TASK PROMPT = Print out the entries below with no edits.

DATA PROVIDED =
════

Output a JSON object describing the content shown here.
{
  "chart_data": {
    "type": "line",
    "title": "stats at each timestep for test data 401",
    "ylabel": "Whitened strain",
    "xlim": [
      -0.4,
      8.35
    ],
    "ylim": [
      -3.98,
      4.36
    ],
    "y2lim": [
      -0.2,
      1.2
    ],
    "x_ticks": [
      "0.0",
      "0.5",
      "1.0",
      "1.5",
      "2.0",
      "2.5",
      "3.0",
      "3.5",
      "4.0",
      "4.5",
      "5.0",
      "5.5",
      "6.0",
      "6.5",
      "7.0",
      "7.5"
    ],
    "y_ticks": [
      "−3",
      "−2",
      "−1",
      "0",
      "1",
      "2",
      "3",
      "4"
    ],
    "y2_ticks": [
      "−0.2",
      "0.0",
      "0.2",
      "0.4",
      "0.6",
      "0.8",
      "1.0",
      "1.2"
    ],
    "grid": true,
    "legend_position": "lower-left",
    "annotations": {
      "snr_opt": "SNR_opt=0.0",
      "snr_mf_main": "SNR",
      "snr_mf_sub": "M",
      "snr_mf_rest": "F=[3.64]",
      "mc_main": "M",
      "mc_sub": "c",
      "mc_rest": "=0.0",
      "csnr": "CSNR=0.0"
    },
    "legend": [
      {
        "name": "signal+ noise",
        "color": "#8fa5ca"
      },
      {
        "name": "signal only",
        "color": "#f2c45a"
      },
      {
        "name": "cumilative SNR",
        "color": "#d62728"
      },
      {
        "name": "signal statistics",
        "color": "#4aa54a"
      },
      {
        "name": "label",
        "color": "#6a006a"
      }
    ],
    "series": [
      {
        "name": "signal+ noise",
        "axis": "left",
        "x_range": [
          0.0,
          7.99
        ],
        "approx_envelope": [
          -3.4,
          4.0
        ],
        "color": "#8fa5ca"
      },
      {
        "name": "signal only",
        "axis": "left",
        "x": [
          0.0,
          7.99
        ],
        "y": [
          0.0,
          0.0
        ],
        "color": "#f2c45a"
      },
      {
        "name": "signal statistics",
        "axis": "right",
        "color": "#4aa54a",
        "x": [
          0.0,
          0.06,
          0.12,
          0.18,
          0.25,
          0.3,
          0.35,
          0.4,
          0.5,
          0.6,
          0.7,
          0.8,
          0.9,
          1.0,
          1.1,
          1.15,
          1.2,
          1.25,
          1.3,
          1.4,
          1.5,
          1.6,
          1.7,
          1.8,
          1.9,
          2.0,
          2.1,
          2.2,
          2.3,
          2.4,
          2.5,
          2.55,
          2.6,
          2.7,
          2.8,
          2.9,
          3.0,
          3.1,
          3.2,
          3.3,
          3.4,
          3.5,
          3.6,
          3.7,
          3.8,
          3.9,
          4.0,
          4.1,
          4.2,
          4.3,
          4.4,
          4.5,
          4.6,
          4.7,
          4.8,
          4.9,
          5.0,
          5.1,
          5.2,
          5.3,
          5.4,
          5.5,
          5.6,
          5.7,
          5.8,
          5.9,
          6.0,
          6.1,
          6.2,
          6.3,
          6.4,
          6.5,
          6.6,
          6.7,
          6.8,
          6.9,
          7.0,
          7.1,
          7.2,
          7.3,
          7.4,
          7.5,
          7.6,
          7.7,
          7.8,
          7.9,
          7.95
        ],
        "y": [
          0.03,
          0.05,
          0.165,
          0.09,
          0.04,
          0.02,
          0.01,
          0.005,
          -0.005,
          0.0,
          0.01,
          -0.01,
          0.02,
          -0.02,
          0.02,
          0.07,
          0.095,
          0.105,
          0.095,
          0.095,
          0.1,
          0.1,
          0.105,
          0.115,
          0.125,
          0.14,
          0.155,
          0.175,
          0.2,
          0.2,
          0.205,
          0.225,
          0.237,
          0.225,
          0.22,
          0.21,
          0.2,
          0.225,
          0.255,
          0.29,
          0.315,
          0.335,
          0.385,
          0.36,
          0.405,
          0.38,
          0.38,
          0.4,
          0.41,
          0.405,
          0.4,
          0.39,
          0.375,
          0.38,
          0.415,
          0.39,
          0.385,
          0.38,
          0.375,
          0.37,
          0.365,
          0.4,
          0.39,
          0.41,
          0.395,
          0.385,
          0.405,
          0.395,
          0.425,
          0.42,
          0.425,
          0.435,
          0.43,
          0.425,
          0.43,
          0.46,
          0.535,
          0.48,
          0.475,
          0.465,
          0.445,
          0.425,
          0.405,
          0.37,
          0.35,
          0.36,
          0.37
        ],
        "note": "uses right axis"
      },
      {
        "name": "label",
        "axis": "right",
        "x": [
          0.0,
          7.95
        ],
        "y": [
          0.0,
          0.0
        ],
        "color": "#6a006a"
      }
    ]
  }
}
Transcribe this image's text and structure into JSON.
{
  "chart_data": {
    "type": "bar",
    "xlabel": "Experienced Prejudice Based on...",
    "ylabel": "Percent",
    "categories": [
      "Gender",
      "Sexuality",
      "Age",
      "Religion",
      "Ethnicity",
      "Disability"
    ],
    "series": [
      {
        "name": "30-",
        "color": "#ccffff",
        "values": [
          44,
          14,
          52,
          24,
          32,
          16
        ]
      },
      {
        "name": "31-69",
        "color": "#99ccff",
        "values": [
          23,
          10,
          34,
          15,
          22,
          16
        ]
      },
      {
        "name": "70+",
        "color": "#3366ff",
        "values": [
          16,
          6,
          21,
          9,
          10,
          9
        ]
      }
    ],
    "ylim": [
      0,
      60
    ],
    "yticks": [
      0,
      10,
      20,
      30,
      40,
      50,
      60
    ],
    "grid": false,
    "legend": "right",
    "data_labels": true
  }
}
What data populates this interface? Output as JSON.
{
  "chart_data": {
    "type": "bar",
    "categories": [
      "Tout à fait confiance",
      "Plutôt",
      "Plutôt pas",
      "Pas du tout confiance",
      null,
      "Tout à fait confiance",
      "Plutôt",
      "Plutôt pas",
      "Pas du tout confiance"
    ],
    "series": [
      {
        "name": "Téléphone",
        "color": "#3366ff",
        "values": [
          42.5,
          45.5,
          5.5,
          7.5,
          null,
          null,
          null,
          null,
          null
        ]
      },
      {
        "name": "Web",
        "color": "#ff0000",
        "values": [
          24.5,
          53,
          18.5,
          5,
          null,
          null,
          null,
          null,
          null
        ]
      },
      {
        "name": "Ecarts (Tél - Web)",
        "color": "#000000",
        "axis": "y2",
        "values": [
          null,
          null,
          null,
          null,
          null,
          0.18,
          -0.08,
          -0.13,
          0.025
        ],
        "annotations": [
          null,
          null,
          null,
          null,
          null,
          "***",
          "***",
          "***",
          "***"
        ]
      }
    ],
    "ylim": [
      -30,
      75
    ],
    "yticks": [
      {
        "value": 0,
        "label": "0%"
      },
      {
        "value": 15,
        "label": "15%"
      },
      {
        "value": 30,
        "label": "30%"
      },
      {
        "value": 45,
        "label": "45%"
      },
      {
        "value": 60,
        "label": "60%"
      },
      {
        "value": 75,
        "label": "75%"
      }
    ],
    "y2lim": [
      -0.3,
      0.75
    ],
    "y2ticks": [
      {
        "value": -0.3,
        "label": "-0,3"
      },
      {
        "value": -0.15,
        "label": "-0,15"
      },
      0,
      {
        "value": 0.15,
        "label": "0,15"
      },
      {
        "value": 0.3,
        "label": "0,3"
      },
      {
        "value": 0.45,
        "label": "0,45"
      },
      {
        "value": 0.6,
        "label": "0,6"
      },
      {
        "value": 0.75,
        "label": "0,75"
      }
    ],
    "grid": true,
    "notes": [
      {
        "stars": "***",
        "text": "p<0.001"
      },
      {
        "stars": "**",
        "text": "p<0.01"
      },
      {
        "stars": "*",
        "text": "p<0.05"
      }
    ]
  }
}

════

ANSWER TO THE EXERCISE =
Output a JSON object describing the content shown here.
{
  "chart_data": {
    "type": "line",
    "title": "stats at each timestep for test data 401",
    "ylabel": "Whitened strain",
    "xlim": [
      -0.4,
      8.35
    ],
    "ylim": [
      -3.98,
      4.36
    ],
    "y2lim": [
      -0.2,
      1.2
    ],
    "x_ticks": [
      "0.0",
      "0.5",
      "1.0",
      "1.5",
      "2.0",
      "2.5",
      "3.0",
      "3.5",
      "4.0",
      "4.5",
      "5.0",
      "5.5",
      "6.0",
      "6.5",
      "7.0",
      "7.5"
    ],
    "y_ticks": [
      "−3",
      "−2",
      "−1",
      "0",
      "1",
      "2",
      "3",
      "4"
    ],
    "y2_ticks": [
      "−0.2",
      "0.0",
      "0.2",
      "0.4",
      "0.6",
      "0.8",
      "1.0",
      "1.2"
    ],
    "grid": true,
    "legend_position": "lower-left",
    "annotations": {
      "snr_opt": "SNR_opt=0.0",
      "snr_mf_main": "SNR",
      "snr_mf_sub": "M",
      "snr_mf_rest": "F=[3.64]",
      "mc_main": "M",
      "mc_sub": "c",
      "mc_rest": "=0.0",
      "csnr": "CSNR=0.0"
    },
    "legend": [
      {
        "name": "signal+ noise",
        "color": "#8fa5ca"
      },
      {
        "name": "signal only",
        "color": "#f2c45a"
      },
      {
        "name": "cumilative SNR",
        "color": "#d62728"
      },
      {
        "name": "signal statistics",
        "color": "#4aa54a"
      },
      {
        "name": "label",
        "color": "#6a006a"
      }
    ],
    "series": [
      {
        "name": "signal+ noise",
        "axis": "left",
        "x_range": [
          0.0,
          7.99
        ],
        "approx_envelope": [
          -3.4,
          4.0
        ],
        "color": "#8fa5ca"
      },
      {
        "name": "signal only",
        "axis": "left",
        "x": [
          0.0,
          7.99
        ],
        "y": [
          0.0,
          0.0
        ],
        "color": "#f2c45a"
      },
      {
        "name": "signal statistics",
        "axis": "right",
        "color": "#4aa54a",
        "x": [
          0.0,
          0.06,
          0.12,
          0.18,
          0.25,
          0.3,
          0.35,
          0.4,
          0.5,
          0.6,
          0.7,
          0.8,
          0.9,
          1.0,
          1.1,
          1.15,
          1.2,
          1.25,
          1.3,
          1.4,
          1.5,
          1.6,
          1.7,
          1.8,
          1.9,
          2.0,
          2.1,
          2.2,
          2.3,
          2.4,
          2.5,
          2.55,
          2.6,
          2.7,
          2.8,
          2.9,
          3.0,
          3.1,
          3.2,
          3.3,
          3.4,
          3.5,
          3.6,
          3.7,
          3.8,
          3.9,
          4.0,
          4.1,
          4.2,
          4.3,
          4.4,
          4.5,
          4.6,
          4.7,
          4.8,
          4.9,
          5.0,
          5.1,
          5.2,
          5.3,
          5.4,
          5.5,
          5.6,
          5.7,
          5.8,
          5.9,
          6.0,
          6.1,
          6.2,
          6.3,
          6.4,
          6.5,
          6.6,
          6.7,
          6.8,
          6.9,
          7.0,
          7.1,
          7.2,
          7.3,
          7.4,
          7.5,
          7.6,
          7.7,
          7.8,
          7.9,
          7.95
        ],
        "y": [
          0.03,
          0.05,
          0.165,
          0.09,
          0.04,
          0.02,
          0.01,
          0.005,
          -0.005,
          0.0,
          0.01,
          -0.01,
          0.02,
          -0.02,
          0.02,
          0.07,
          0.095,
          0.105,
          0.095,
          0.095,
          0.1,
          0.1,
          0.105,
          0.115,
          0.125,
          0.14,
          0.155,
          0.175,
          0.2,
          0.2,
          0.205,
          0.225,
          0.237,
          0.225,
          0.22,
          0.21,
          0.2,
          0.225,
          0.255,
          0.29,
          0.315,
          0.335,
          0.385,
          0.36,
          0.405,
          0.38,
          0.38,
          0.4,
          0.41,
          0.405,
          0.4,
          0.39,
          0.375,
          0.38,
          0.415,
          0.39,
          0.385,
          0.38,
          0.375,
          0.37,
          0.365,
          0.4,
          0.39,
          0.41,
          0.395,
          0.385,
          0.405,
          0.395,
          0.425,
          0.42,
          0.425,
          0.435,
          0.43,
          0.425,
          0.43,
          0.46,
          0.535,
          0.48,
          0.475,
          0.465,
          0.445,
          0.425,
          0.405,
          0.37,
          0.35,
          0.36,
          0.37
        ],
        "note": "uses right axis"
      },
      {
        "name": "label",
        "axis": "right",
        "x": [
          0.0,
          7.95
        ],
        "y": [
          0.0,
          0.0
        ],
        "color": "#6a006a"
      }
    ]
  }
}
Transcribe this image's text and structure into JSON.
{
  "chart_data": {
    "type": "bar",
    "xlabel": "Experienced Prejudice Based on...",
    "ylabel": "Percent",
    "categories": [
      "Gender",
      "Sexuality",
      "Age",
      "Religion",
      "Ethnicity",
      "Disability"
    ],
    "series": [
      {
        "name": "30-",
        "color": "#ccffff",
        "values": [
          44,
          14,
          52,
          24,
          32,
          16
        ]
      },
      {
        "name": "31-69",
        "color": "#99ccff",
        "values": [
          23,
          10,
          34,
          15,
          22,
          16
        ]
      },
      {
        "name": "70+",
        "color": "#3366ff",
        "values": [
          16,
          6,
          21,
          9,
          10,
          9
        ]
      }
    ],
    "ylim": [
      0,
      60
    ],
    "yticks": [
      0,
      10,
      20,
      30,
      40,
      50,
      60
    ],
    "grid": false,
    "legend": "right",
    "data_labels": true
  }
}
What data populates this interface? Output as JSON.
{
  "chart_data": {
    "type": "bar",
    "categories": [
      "Tout à fait confiance",
      "Plutôt",
      "Plutôt pas",
      "Pas du tout confiance",
      null,
      "Tout à fait confiance",
      "Plutôt",
      "Plutôt pas",
      "Pas du tout confiance"
    ],
    "series": [
      {
        "name": "Téléphone",
        "color": "#3366ff",
        "values": [
          42.5,
          45.5,
          5.5,
          7.5,
          null,
          null,
          null,
          null,
          null
        ]
      },
      {
        "name": "Web",
        "color": "#ff0000",
        "values": [
          24.5,
          53,
          18.5,
          5,
          null,
          null,
          null,
          null,
          null
        ]
      },
      {
        "name": "Ecarts (Tél - Web)",
        "color": "#000000",
        "axis": "y2",
        "values": [
          null,
          null,
          null,
          null,
          null,
          0.18,
          -0.08,
          -0.13,
          0.025
        ],
        "annotations": [
          null,
          null,
          null,
          null,
          null,
          "***",
          "***",
          "***",
          "***"
        ]
      }
    ],
    "ylim": [
      -30,
      75
    ],
    "yticks": [
      {
        "value": 0,
        "label": "0%"
      },
      {
        "value": 15,
        "label": "15%"
      },
      {
        "value": 30,
        "label": "30%"
      },
      {
        "value": 45,
        "label": "45%"
      },
      {
        "value": 60,
        "label": "60%"
      },
      {
        "value": 75,
        "label": "75%"
      }
    ],
    "y2lim": [
      -0.3,
      0.75
    ],
    "y2ticks": [
      {
        "value": -0.3,
        "label": "-0,3"
      },
      {
        "value": -0.15,
        "label": "-0,15"
      },
      0,
      {
        "value": 0.15,
        "label": "0,15"
      },
      {
        "value": 0.3,
        "label": "0,3"
      },
      {
        "value": 0.45,
        "label": "0,45"
      },
      {
        "value": 0.6,
        "label": "0,6"
      },
      {
        "value": 0.75,
        "label": "0,75"
      }
    ],
    "grid": true,
    "notes": [
      {
        "stars": "***",
        "text": "p<0.001"
      },
      {
        "stars": "**",
        "text": "p<0.01"
      },
      {
        "stars": "*",
        "text": "p<0.05"
      }
    ]
  }
}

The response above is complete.